__What to do__: Can you write out the stretch from the start of the material through the line containing "candle-body (239, 470, 245, 491)" again, swapping "candle-body" for "bar-body" and changing nothing else?

__Material shown__:
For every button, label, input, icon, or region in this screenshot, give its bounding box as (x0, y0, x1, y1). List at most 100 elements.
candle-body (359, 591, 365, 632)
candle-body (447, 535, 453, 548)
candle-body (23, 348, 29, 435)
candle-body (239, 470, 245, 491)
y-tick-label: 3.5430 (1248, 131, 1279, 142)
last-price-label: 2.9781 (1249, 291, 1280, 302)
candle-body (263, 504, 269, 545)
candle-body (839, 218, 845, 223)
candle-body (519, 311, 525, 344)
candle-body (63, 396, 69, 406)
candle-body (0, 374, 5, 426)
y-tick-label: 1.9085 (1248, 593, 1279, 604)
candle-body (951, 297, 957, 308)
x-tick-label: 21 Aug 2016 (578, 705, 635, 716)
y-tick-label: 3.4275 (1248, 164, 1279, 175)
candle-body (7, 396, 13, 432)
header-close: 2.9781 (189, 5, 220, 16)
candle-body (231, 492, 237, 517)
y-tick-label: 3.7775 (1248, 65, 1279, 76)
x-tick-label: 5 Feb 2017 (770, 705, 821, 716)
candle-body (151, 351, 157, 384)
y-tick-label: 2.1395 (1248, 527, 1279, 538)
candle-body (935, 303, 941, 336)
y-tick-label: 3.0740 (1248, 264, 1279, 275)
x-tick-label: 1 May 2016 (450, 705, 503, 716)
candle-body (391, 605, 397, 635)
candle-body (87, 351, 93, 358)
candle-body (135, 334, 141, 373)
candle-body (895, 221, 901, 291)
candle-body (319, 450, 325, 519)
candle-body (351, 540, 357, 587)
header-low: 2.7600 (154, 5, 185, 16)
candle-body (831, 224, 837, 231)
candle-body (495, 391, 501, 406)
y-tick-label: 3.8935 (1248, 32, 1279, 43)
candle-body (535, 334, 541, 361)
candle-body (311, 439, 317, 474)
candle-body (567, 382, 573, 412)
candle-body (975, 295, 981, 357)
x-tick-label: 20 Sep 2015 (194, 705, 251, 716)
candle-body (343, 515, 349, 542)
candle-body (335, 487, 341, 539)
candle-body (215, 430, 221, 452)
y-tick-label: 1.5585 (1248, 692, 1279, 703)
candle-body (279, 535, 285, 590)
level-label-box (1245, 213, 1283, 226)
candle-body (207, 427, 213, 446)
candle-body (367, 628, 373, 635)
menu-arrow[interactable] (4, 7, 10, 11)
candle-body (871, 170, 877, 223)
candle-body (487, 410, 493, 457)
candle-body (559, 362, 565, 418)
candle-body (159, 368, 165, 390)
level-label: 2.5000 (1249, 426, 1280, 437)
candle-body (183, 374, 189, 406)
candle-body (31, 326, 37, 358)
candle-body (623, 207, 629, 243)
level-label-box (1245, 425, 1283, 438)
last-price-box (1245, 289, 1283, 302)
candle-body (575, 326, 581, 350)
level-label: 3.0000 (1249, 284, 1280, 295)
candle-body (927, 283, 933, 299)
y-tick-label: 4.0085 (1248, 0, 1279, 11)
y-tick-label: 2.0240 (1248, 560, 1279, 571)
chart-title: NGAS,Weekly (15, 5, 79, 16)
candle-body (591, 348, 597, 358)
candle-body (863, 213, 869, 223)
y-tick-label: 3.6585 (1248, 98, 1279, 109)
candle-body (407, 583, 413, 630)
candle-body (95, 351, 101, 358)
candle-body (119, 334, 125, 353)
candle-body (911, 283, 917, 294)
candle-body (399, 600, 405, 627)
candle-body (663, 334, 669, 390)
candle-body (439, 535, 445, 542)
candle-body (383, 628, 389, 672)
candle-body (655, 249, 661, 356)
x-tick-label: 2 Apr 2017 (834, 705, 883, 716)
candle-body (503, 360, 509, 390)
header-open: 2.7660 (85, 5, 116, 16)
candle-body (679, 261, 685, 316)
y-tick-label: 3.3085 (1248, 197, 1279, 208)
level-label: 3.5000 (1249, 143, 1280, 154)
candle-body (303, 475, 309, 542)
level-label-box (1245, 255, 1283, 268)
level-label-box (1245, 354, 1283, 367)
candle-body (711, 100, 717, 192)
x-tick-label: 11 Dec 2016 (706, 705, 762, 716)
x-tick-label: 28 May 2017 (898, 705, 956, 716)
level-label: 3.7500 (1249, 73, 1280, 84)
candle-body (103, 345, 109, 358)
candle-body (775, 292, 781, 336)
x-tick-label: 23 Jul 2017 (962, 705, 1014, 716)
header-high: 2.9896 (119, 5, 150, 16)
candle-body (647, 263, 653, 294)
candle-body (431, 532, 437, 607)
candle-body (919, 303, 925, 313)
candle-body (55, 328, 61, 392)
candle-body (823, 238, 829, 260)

__Output below__:
For every button, label, input, icon, or region in this screenshot, give its bounding box as (x0, y0, x1, y1). List at most 100 elements.
bar-body (359, 591, 365, 632)
bar-body (447, 535, 453, 548)
bar-body (23, 348, 29, 435)
bar-body (239, 470, 245, 491)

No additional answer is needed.